Daniela Alulema, aide-comptable à New York, ne doit son poste qu’à la chance d’avoir été aide-domestique chez un patron d’une petite entreprise qui l’a remarquée et lui a trouvé cet emploi. Elle est pourtant expert-comptable de formation, diplômée avec mention de l’une des écoles publiques les plus reconnues en la matière aux Etats-Unis, Baruch College. Elle est jeune et brillante, et elle a même été un jour repérée par Goldman Sachs. Mais elle est sans-papiers.
Arrivée illégalement d’Equateur avec ses parents il y a neuf ans, alors qu’elle avait 14 ans, Daniela a reçu gratuitement dès son arrivée en Amérique une éducation propre à développer ses facultés intellectuelles et ses ambitions. Mais à l’heure de se présenter sur le marché du travail, cela n’a pas suffi. Sans numéro de sécurité sociale, gage de statut légal, elle n’était pas « employable ».
Un statut légal provisoire en échange d’une « bonne conduite »
Pour elle, comme pour plus de 2 millions de personnes dans son cas aux Etats-Unis, les choses vont peut-être changer aujourd’hui avec l’adoption du Dream Act (pour « Development, relief and education for alien minors », développement, aide et éducation pour les mineurs étrangers).
Les deux chambres du Congrès américain à majorité démocrate, en session transitoire depuis les dernières élections législatives remportées par les républicains en novembre, doivent en effet se prononcer en dernière minute sur ce projet de loi qui doit permettre à ces jeunes clandestins d’être régularisés. Voire d’être naturalisés américains pour les plus méritants.
Selon la dernière version de ce texte, ce processus se ferait en deux étapes. Pour être éligible, il faut être arrivé aux Etats-Unis avant l’âge de 16 ans et compter au moins cinq années consécutives dans le pays au moment du passage de la législation. Il faut en outre avoir moins de 30 ans, être détenteur de l’équivalent du baccalauréat américain ou d’un diplôme similaire.

* [Lignes de données]

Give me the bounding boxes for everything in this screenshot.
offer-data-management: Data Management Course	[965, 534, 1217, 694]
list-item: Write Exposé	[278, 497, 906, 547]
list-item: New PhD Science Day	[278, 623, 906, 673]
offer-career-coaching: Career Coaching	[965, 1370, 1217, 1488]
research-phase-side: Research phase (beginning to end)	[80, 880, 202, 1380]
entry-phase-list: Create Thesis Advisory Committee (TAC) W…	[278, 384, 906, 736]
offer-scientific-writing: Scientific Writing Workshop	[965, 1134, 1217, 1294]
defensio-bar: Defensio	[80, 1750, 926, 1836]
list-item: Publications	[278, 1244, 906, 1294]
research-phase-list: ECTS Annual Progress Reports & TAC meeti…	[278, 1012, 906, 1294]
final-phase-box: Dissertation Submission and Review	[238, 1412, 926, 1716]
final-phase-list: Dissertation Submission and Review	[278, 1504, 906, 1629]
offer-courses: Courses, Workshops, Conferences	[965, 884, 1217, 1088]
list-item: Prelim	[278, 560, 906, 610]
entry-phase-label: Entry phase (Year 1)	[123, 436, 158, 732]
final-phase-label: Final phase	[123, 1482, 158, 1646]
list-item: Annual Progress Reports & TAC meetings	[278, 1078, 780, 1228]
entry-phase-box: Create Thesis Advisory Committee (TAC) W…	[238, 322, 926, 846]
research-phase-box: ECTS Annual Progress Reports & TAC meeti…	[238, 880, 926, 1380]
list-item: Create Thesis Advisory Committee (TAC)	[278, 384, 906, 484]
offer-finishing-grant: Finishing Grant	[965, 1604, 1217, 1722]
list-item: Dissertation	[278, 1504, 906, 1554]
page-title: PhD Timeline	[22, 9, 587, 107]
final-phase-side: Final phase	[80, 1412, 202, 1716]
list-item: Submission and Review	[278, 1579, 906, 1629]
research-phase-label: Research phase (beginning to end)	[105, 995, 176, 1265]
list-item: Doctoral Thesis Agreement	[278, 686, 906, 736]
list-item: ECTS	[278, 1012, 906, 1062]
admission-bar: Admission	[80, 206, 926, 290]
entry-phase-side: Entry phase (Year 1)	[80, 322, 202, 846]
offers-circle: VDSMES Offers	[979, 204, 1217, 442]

* [Consignes]
• a. Réécrivez la partie de l'article sur le Dream Act qui s'ouvre sur les mots contenant « Daniela Alulema, aide-comptable » et se clôt sur « elle est sans-papiers. », en y substituant « assistante comptable » à « aide-comptable ».
• b. Énumérez toutes les conditions d'éligibilité au Dream Act que mentionne l'article sur le Dream Act.
• c. Rédigez la suite de l'article sur le Dream Act à partir de sa dernière phrase.
Ces lignes proviennent d'une source distincte de l'article sur le Dream Act.

* [Résultats par tâche]
• a.
Daniela Alulema, assistante comptable à New York, ne doit son poste qu’à la chance d’avoir été aide-domestique chez un patron d’une petite entreprise qui l’a remarquée et lui a trouvé cet emploi. Elle est pourtant expert-comptable de formation, diplômée avec mention de l’une des écoles publiques les plus reconnues en la matière aux Etats-Unis, Baruch College. Elle est jeune et brillante, et elle a même été un jour repérée par Goldman Sachs. Mais elle est sans-papiers.

• b.
- Être arrivé aux Etats-Unis avant l'âge de 16 ans
- Compter au moins cinq années consécutives dans le pays au moment du passage de la législation
- Avoir moins de 30 ans
- Être détenteur de l'équivalent du baccalauréat américain ou d'un diplôme similaire

• c.
Par la suite, le candidat recevrait un statut légal provisoire de six ans pendant lequel il devrait faire preuve de « bonne conduite », valider au moins deux années d’études supérieures ou s’engager dans l’armée américaine.
Selon la chercheuse Jeanne Batalova, du centre de recherche Migration Policy Institute basé à Washington, et co-auteure d’une étude récente sur la question, moins de la moitié des personnes a priori éligibles, soit environ 800 000 personnes, seraient aptes à réussir cet examen d’entrée long et laborieux pour obtenir la nationalité américaine.
La difficulté de ce processus de régularisation s’explique en grande partie par la réticence grandissante de la droite américaine vis-à-vis de ce que beaucoup voient comme une amnistie généralisée d’immigrants arrivés illégalement sur le territoire.
Et pour certains conservateurs -comme le sénateur d’Alabama Jeff Sessions, l’un des critiques les plus virulents de cette mesure, le représentant républicain de Californie Ryan Bilbray et d’autres blogueurs à tendance républicaine-, en ces temps de récession et de chômage élevé, le moment n’est pas au partage des emplois ni à la charité.
Aussi, les chances du Dream Act d’être définitivement adopté au cours des deux prochaines semaines, les dernières de cette « lame duck session » (la session qui suit des élections législatives), sont « mathématiquement minces ». Et ce surtout au Sénat, où les démocrates doivent rassembler au moins 60 voix pour éviter un blocage républicain.
Jeanne Batalova, du Migration Policy Institute, rappelle :
« Ce sont deux philosophies, deux positions très difficilement réconciliables. […] Tout le monde s’accorde sur le fait que la politique américaine sur l’immigration ne marche pas, que le système est bloqué, mais il est très difficile d’arriver à un consensus. »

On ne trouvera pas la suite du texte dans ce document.